[EXERCISE]
From the data that follows, copy every line holding the string "into".

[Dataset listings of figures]

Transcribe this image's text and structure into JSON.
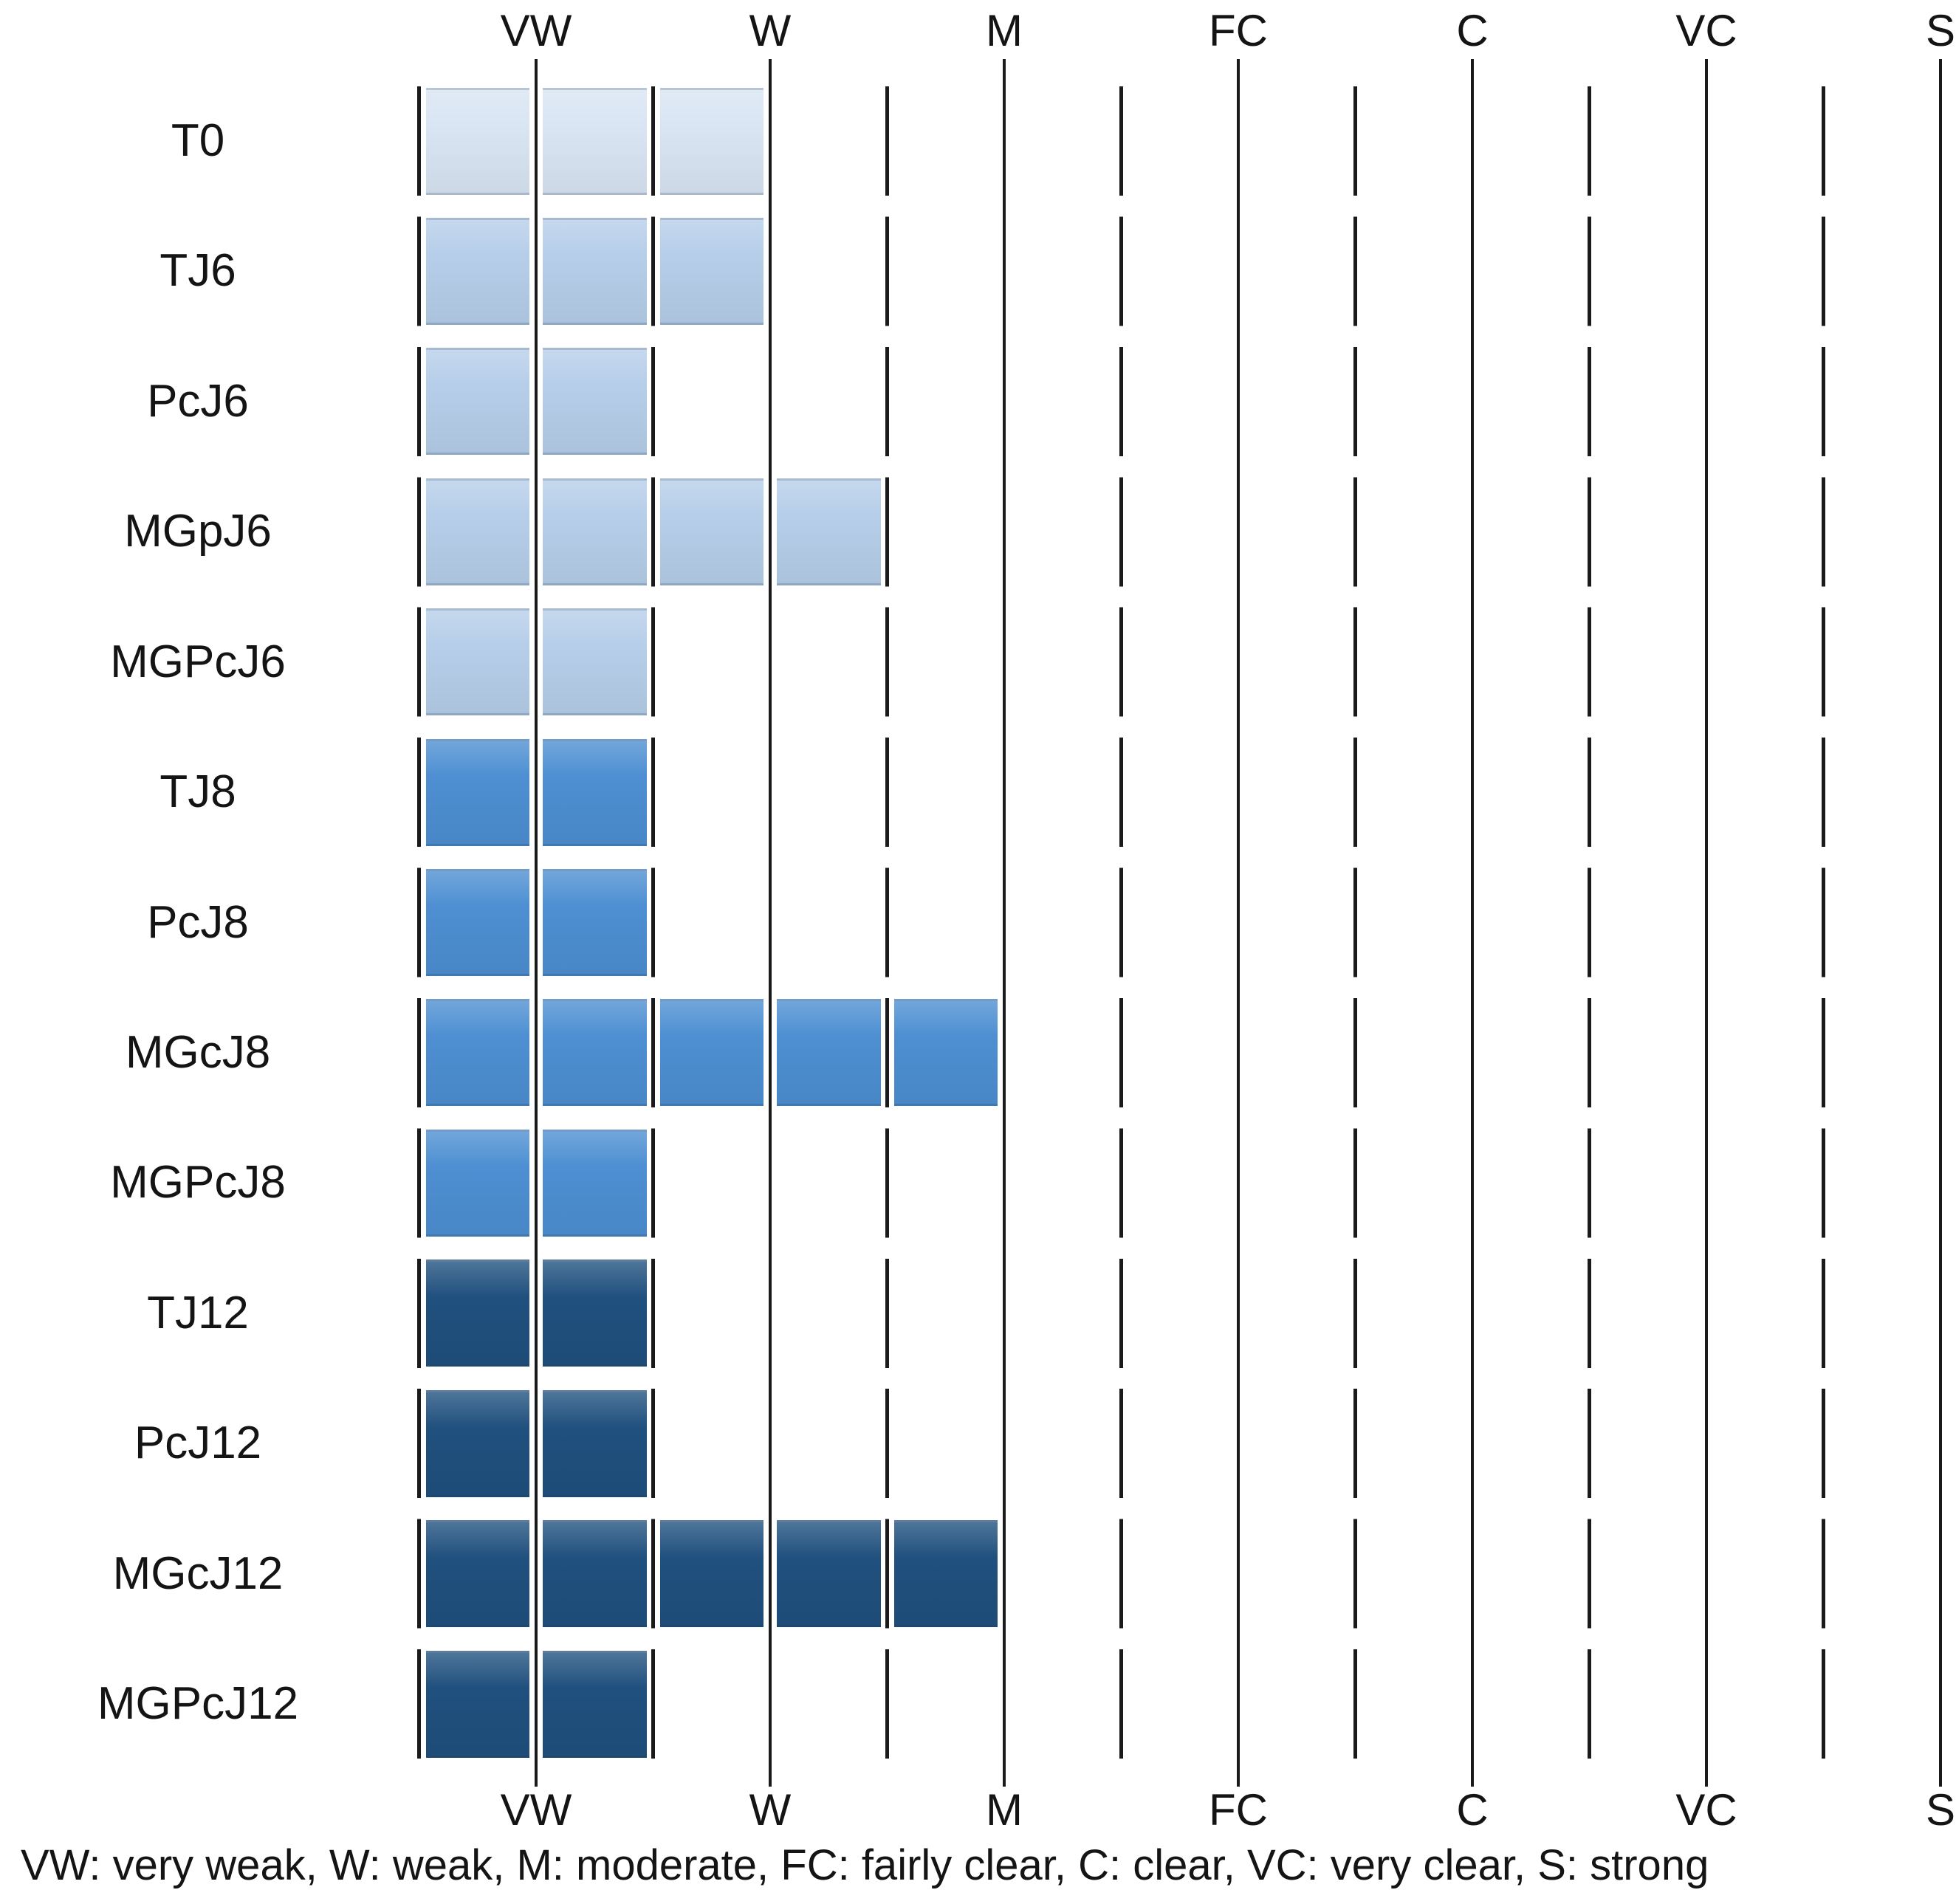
{
  "chart_data": {
    "type": "bar",
    "orientation": "horizontal",
    "title": "",
    "xlabel": "",
    "ylabel": "",
    "scale_labels": [
      "VW",
      "W",
      "M",
      "FC",
      "C",
      "VC",
      "S"
    ],
    "scale_meaning": {
      "VW": "very weak",
      "W": "weak",
      "M": "moderate",
      "FC": "fairly clear",
      "C": "clear",
      "VC": "very clear",
      "S": "strong"
    },
    "scale_values": {
      "VW": 1,
      "W": 2,
      "M": 3,
      "FC": 4,
      "C": 5,
      "VC": 6,
      "S": 7
    },
    "axis_ticks_top_and_bottom": true,
    "xlim": [
      0.5,
      7.5
    ],
    "bar_start": 0.5,
    "grid": "solid lines at each scale label, dashed lines at half steps",
    "legend_position": "none",
    "categories": [
      "T0",
      "TJ6",
      "PcJ6",
      "MGpJ6",
      "MGPcJ6",
      "TJ8",
      "PcJ8",
      "MGcJ8",
      "MGPcJ8",
      "TJ12",
      "PcJ12",
      "MGcJ12",
      "MGPcJ12"
    ],
    "values": [
      2.0,
      2.0,
      1.5,
      2.5,
      1.5,
      1.5,
      1.5,
      3.0,
      1.5,
      1.5,
      1.5,
      3.0,
      1.5
    ]
  },
  "rows": [
    {
      "label": "T0",
      "value": 2.0,
      "group": "t0"
    },
    {
      "label": "TJ6",
      "value": 2.0,
      "group": "j6"
    },
    {
      "label": "PcJ6",
      "value": 1.5,
      "group": "j6"
    },
    {
      "label": "MGpJ6",
      "value": 2.5,
      "group": "j6"
    },
    {
      "label": "MGPcJ6",
      "value": 1.5,
      "group": "j6"
    },
    {
      "label": "TJ8",
      "value": 1.5,
      "group": "j8"
    },
    {
      "label": "PcJ8",
      "value": 1.5,
      "group": "j8"
    },
    {
      "label": "MGcJ8",
      "value": 3.0,
      "group": "j8"
    },
    {
      "label": "MGPcJ8",
      "value": 1.5,
      "group": "j8"
    },
    {
      "label": "TJ12",
      "value": 1.5,
      "group": "j12"
    },
    {
      "label": "PcJ12",
      "value": 1.5,
      "group": "j12"
    },
    {
      "label": "MGcJ12",
      "value": 3.0,
      "group": "j12"
    },
    {
      "label": "MGPcJ12",
      "value": 1.5,
      "group": "j12"
    }
  ],
  "colors": {
    "t0": "#d9e5f3",
    "j6": "#b6cee9",
    "j8": "#4d8fd2",
    "j12": "#20507e",
    "line": "#1a1a1a",
    "text": "#141414"
  },
  "caption": "VW: very weak, W: weak, M: moderate, FC: fairly clear, C: clear, VC: very clear, S: strong"
}
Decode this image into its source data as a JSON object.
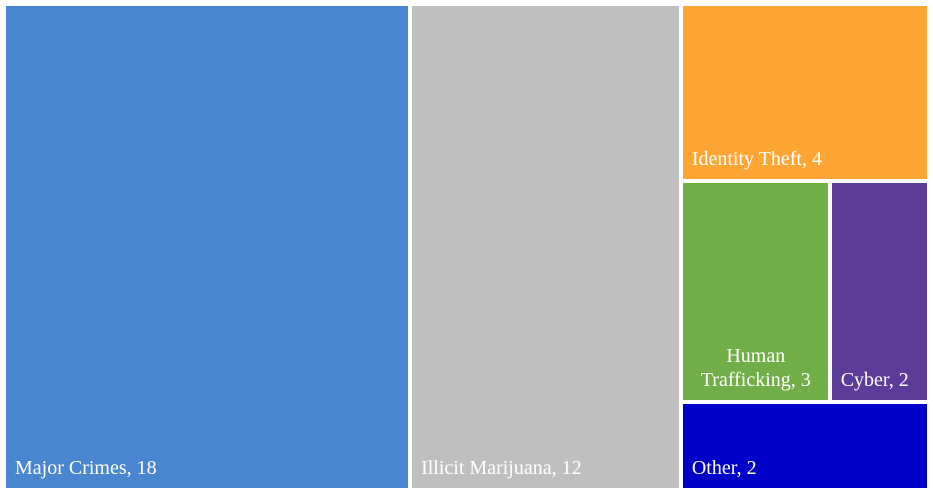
{
  "chart_data": {
    "type": "treemap",
    "values": [
      18,
      12,
      4,
      3,
      2,
      2
    ],
    "value_labels": [
      "Major Crimes, 18",
      "Illicit Marijuana, 12",
      "Identity Theft, 4",
      "Human Trafficking, 3",
      "Cyber, 2",
      "Other, 2"
    ],
    "colors": [
      "#4a86d0",
      "#bfbfbf",
      "#ffa533",
      "#72ae48",
      "#5c3c99",
      "#0000c8"
    ]
  }
}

[RESULT FOR THIS TASK]
Transcribe this image's text and structure into JSON.
Decode this image into its source data as a JSON object.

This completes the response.